• What is expected
Below are the records; collect from them each line containing the string "footer".

[Dataset records]
-*-*-

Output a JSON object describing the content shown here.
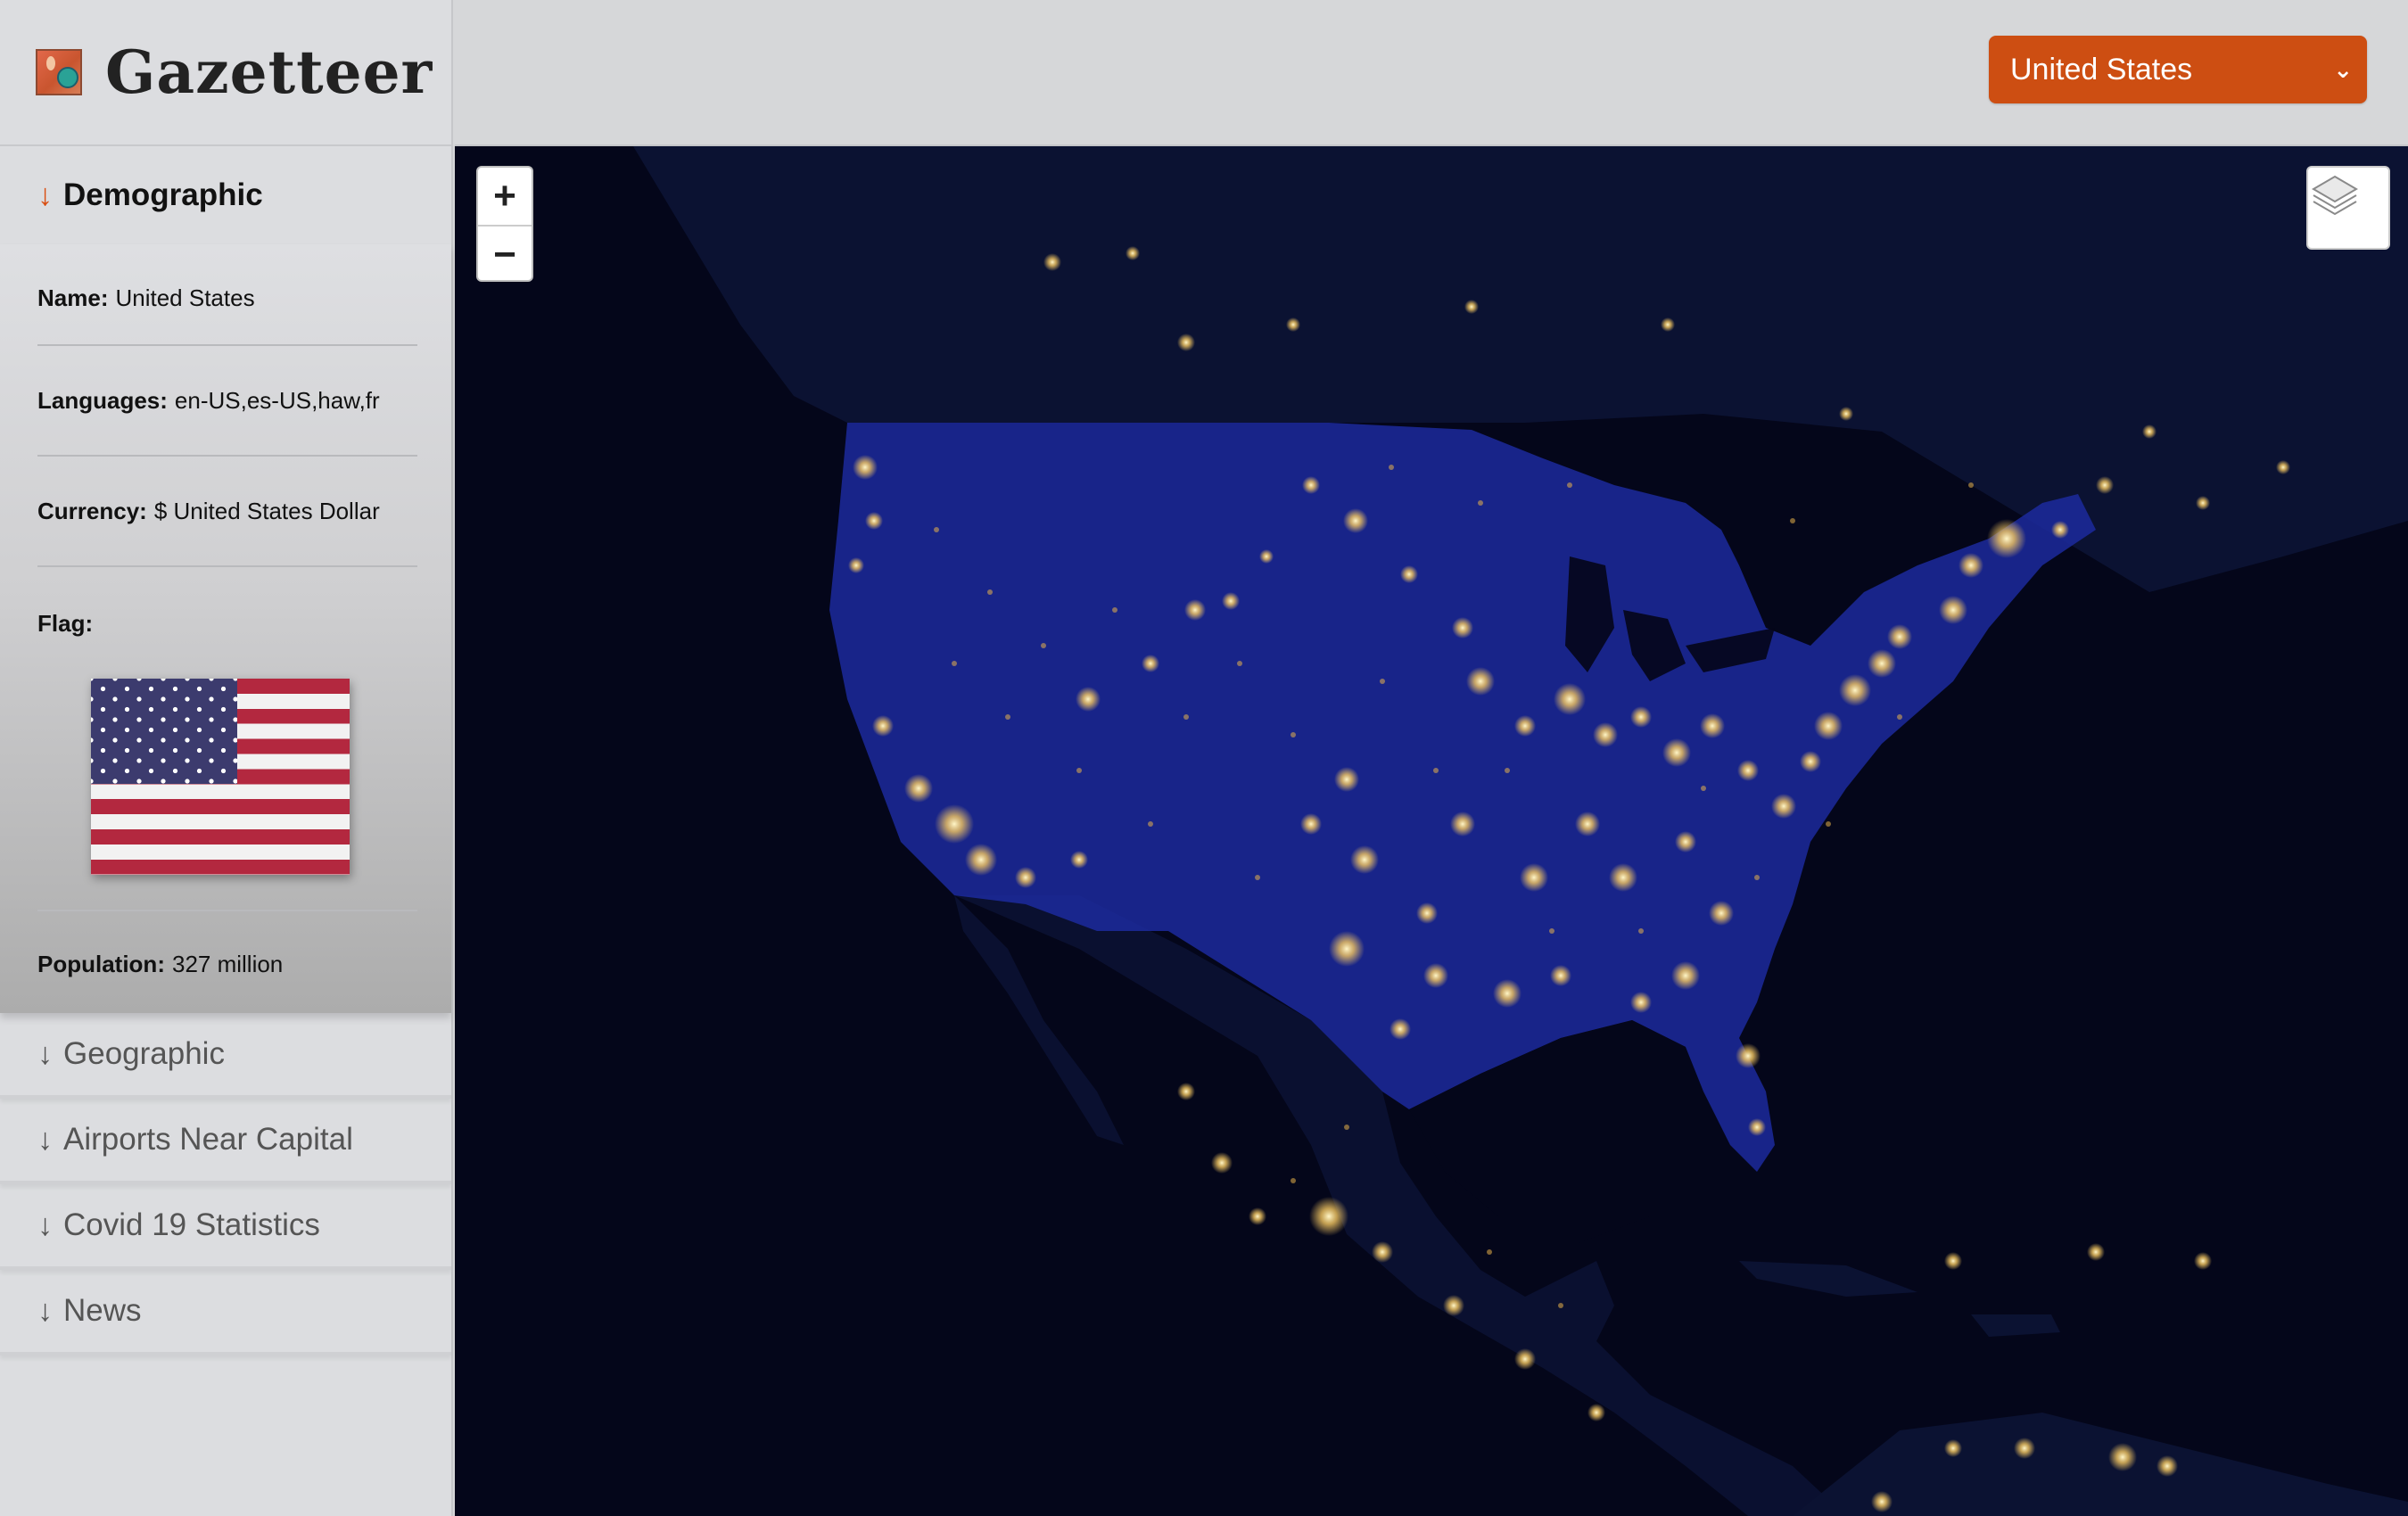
{
  "app": {
    "title": "Gazetteer",
    "logo_icon": "map-globe-icon"
  },
  "country_select": {
    "selected": "United States",
    "chevron_icon": "chevron-down-icon",
    "accent": "#cd4e12"
  },
  "sidebar": {
    "arrow_glyph": "↓",
    "sections": [
      {
        "label": "Demographic",
        "expanded": true
      },
      {
        "label": "Geographic",
        "expanded": false
      },
      {
        "label": "Airports Near Capital",
        "expanded": false
      },
      {
        "label": "Covid 19 Statistics",
        "expanded": false
      },
      {
        "label": "News",
        "expanded": false
      }
    ],
    "demographic": {
      "name_label": "Name:",
      "name_value": "United States",
      "languages_label": "Languages:",
      "languages_value": "en-US,es-US,haw,fr",
      "currency_label": "Currency:",
      "currency_value": "$ United States Dollar",
      "flag_label": "Flag:",
      "flag_icon": "us-flag-image",
      "population_label": "Population:",
      "population_value": "327 million"
    }
  },
  "map": {
    "zoom_in": "+",
    "zoom_out": "−",
    "layers_icon": "layers-icon",
    "basemap": "night-lights",
    "highlight_color": "#1c2a9e"
  }
}
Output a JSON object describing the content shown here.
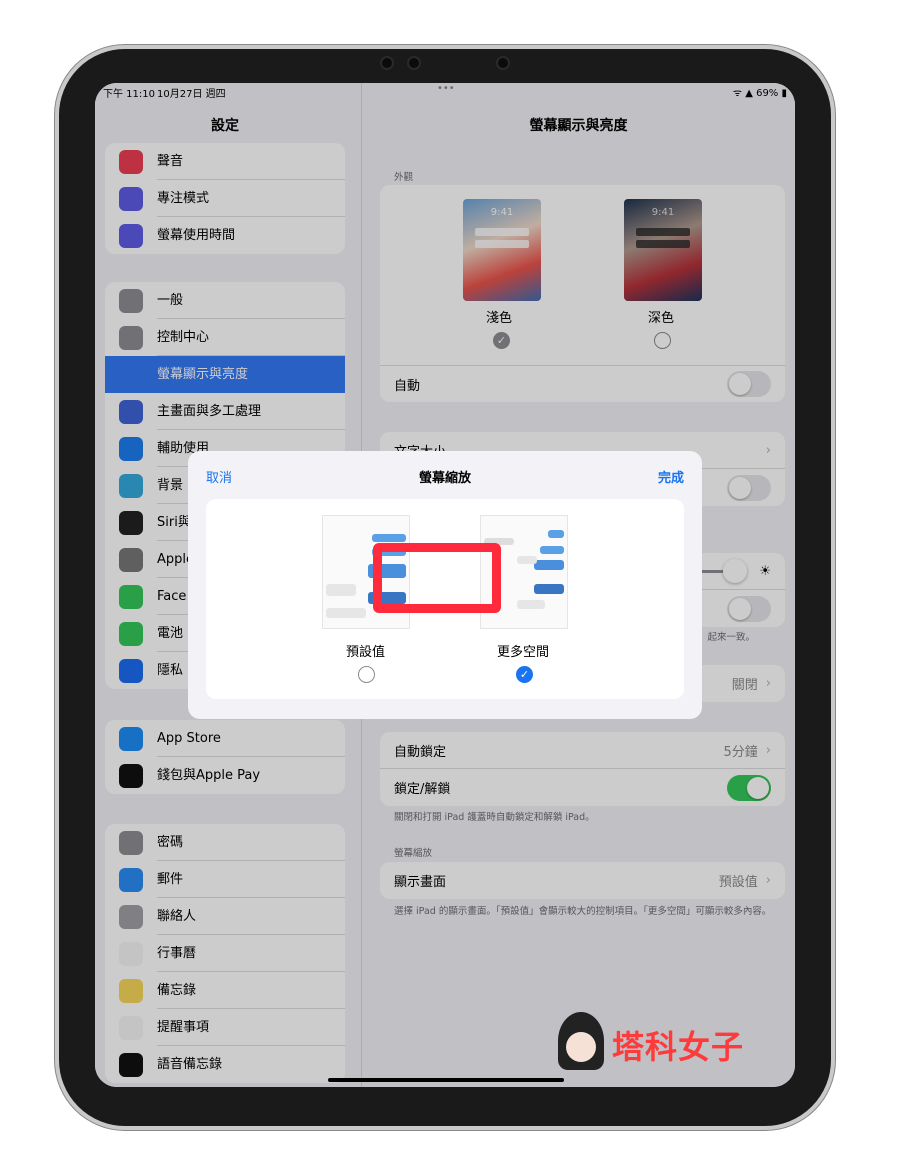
{
  "status": {
    "time": "下午 11:10",
    "date": "10月27日 週四",
    "battery": "69%"
  },
  "sidebar": {
    "title": "設定",
    "groups": [
      [
        {
          "label": "聲音",
          "icon": "speaker-icon",
          "color": "#ee3e54"
        },
        {
          "label": "專注模式",
          "icon": "moon-icon",
          "color": "#5e5ce6"
        },
        {
          "label": "螢幕使用時間",
          "icon": "hourglass-icon",
          "color": "#5e5ce6"
        }
      ],
      [
        {
          "label": "一般",
          "icon": "gear-icon",
          "color": "#8e8e93"
        },
        {
          "label": "控制中心",
          "icon": "toggles-icon",
          "color": "#8e8e93"
        },
        {
          "label": "螢幕顯示與亮度",
          "icon": "text-size-icon",
          "color": "#3478f6",
          "selected": true
        },
        {
          "label": "主畫面與多工處理",
          "icon": "grid-icon",
          "color": "#3f63d8"
        },
        {
          "label": "輔助使用",
          "icon": "accessibility-icon",
          "color": "#1c7cf0"
        },
        {
          "label": "背景",
          "icon": "flower-icon",
          "color": "#35aadc"
        },
        {
          "label": "Siri與",
          "icon": "siri-icon",
          "color": "#222"
        },
        {
          "label": "Apple",
          "icon": "pencil-icon",
          "color": "#777"
        },
        {
          "label": "Face",
          "icon": "faceid-icon",
          "color": "#34c759"
        },
        {
          "label": "電池",
          "icon": "battery-icon",
          "color": "#34c759"
        },
        {
          "label": "隱私",
          "icon": "hand-icon",
          "color": "#1c6cf0"
        }
      ],
      [
        {
          "label": "App Store",
          "icon": "appstore-icon",
          "color": "#1c8cf5"
        },
        {
          "label": "錢包與Apple Pay",
          "icon": "wallet-icon",
          "color": "#111"
        }
      ],
      [
        {
          "label": "密碼",
          "icon": "key-icon",
          "color": "#8e8e93"
        },
        {
          "label": "郵件",
          "icon": "mail-icon",
          "color": "#2a8cf5"
        },
        {
          "label": "聯絡人",
          "icon": "contacts-icon",
          "color": "#a0a0a5"
        },
        {
          "label": "行事曆",
          "icon": "calendar-icon",
          "color": "#f5f5f5"
        },
        {
          "label": "備忘錄",
          "icon": "notes-icon",
          "color": "#f7d75a"
        },
        {
          "label": "提醒事項",
          "icon": "reminders-icon",
          "color": "#f5f5f5"
        },
        {
          "label": "語音備忘錄",
          "icon": "voice-memo-icon",
          "color": "#111"
        }
      ]
    ]
  },
  "detail": {
    "title": "螢幕顯示與亮度",
    "appearance": {
      "header": "外觀",
      "time": "9:41",
      "light": "淺色",
      "dark": "深色",
      "selected": "light",
      "auto_label": "自動",
      "auto_on": false
    },
    "text_size": "文字大小",
    "truecolor_note": "起來一致。",
    "night_shift_value": "關閉",
    "auto_lock": {
      "label": "自動鎖定",
      "value": "5分鐘"
    },
    "lock_unlock": {
      "label": "鎖定/解鎖",
      "on": true,
      "footer": "關閉和打開 iPad 護蓋時自動鎖定和解鎖 iPad。"
    },
    "zoom": {
      "header": "螢幕縮放",
      "label": "顯示畫面",
      "value": "預設值",
      "footer": "選擇 iPad 的顯示畫面。「預設值」會顯示較大的控制項目。「更多空間」可顯示較多內容。"
    }
  },
  "modal": {
    "title": "螢幕縮放",
    "cancel": "取消",
    "done": "完成",
    "options": [
      {
        "label": "預設值",
        "selected": false
      },
      {
        "label": "更多空間",
        "selected": true
      }
    ]
  },
  "watermark": "塔科女子",
  "colors": {
    "accent": "#1a73f0",
    "highlight": "#ff2a3c",
    "toggle_on": "#34c759"
  }
}
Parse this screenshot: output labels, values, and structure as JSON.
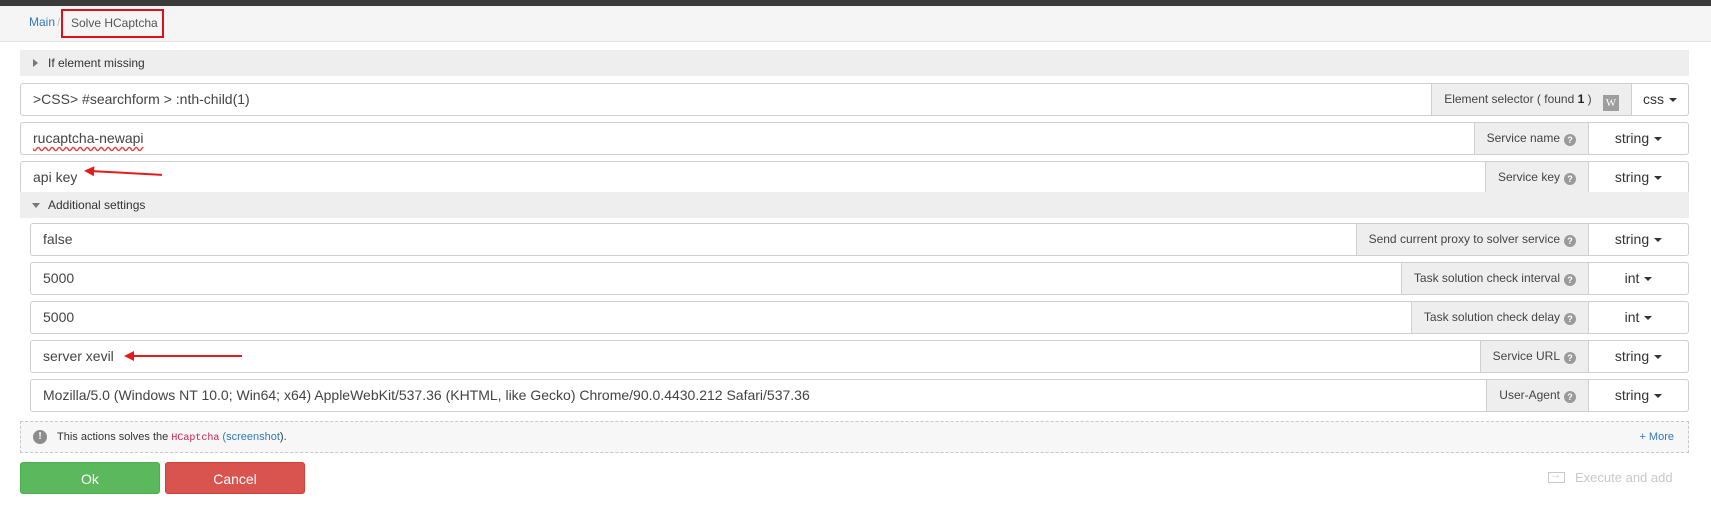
{
  "breadcrumb": {
    "main": "Main",
    "separator": "/",
    "current": "Solve HCaptcha"
  },
  "if_missing": {
    "label": "If element missing"
  },
  "selector_row": {
    "value": ">CSS> #searchform > :nth-child(1)",
    "label_prefix": "Element selector ( found",
    "count": "1",
    "label_suffix": ")",
    "w_icon": "W",
    "type": "css"
  },
  "service_name": {
    "value": "rucaptcha-newapi",
    "label": "Service name",
    "type": "string"
  },
  "service_key": {
    "value": "api key",
    "label": "Service key",
    "type": "string"
  },
  "additional": {
    "label": "Additional settings"
  },
  "send_proxy": {
    "value": "false",
    "label": "Send current proxy to solver service",
    "type": "string"
  },
  "check_interval": {
    "value": "5000",
    "label": "Task solution check interval",
    "type": "int"
  },
  "check_delay": {
    "value": "5000",
    "label": "Task solution check delay",
    "type": "int"
  },
  "service_url": {
    "value": "server xevil",
    "label": "Service URL",
    "type": "string"
  },
  "user_agent": {
    "value": "Mozilla/5.0 (Windows NT 10.0; Win64; x64) AppleWebKit/537.36 (KHTML, like Gecko) Chrome/90.0.4430.212 Safari/537.36",
    "label": "User-Agent",
    "type": "string"
  },
  "info": {
    "icon": "!",
    "text_before": "This actions solves the",
    "code": "HCaptcha",
    "link_open": "(",
    "link": "screenshot",
    "link_close": ").",
    "more": "+ More"
  },
  "buttons": {
    "ok": "Ok",
    "cancel": "Cancel",
    "execute": "Execute and add"
  },
  "help_mark": "?",
  "colors": {
    "ok": "#5cb85c",
    "cancel": "#d9534f",
    "highlight": "#e0101b",
    "link": "#337ab7"
  }
}
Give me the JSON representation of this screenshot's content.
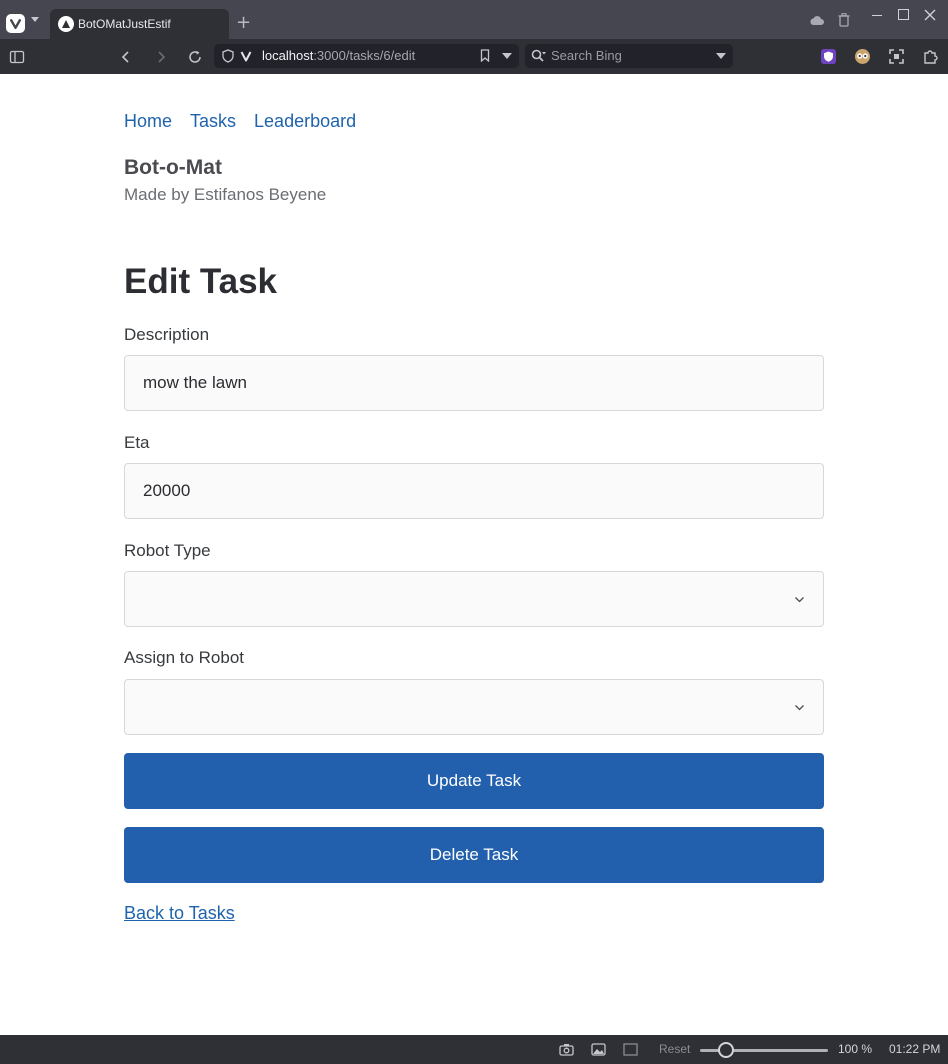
{
  "browser": {
    "tab_title": "BotOMatJustEstif",
    "url_host": "localhost",
    "url_path": ":3000/tasks/6/edit",
    "search_placeholder": "Search Bing",
    "zoom_reset_label": "Reset",
    "zoom_level": "100 %",
    "zoom_fraction": 0.2,
    "time": "01:22 PM"
  },
  "nav": {
    "home": "Home",
    "tasks": "Tasks",
    "leaderboard": "Leaderboard"
  },
  "header": {
    "brand": "Bot-o-Mat",
    "subtitle": "Made by Estifanos Beyene"
  },
  "form": {
    "title": "Edit Task",
    "description_label": "Description",
    "description_value": "mow the lawn",
    "eta_label": "Eta",
    "eta_value": "20000",
    "robot_type_label": "Robot Type",
    "robot_type_value": "",
    "assign_label": "Assign to Robot",
    "assign_value": "",
    "update_button": "Update Task",
    "delete_button": "Delete Task",
    "back_link": "Back to Tasks"
  },
  "colors": {
    "primary": "#2260ad",
    "link": "#1f63ad"
  }
}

-*-*-

• Full output
      "footer": "關閉和打開 iPad 護蓋時自動鎖定和解鎖 iPad。"
      "footer": "選擇 iPad 的顯示畫面。「預設值」會顯示較大的控制項目。「更多空間」可顯示較多內容。"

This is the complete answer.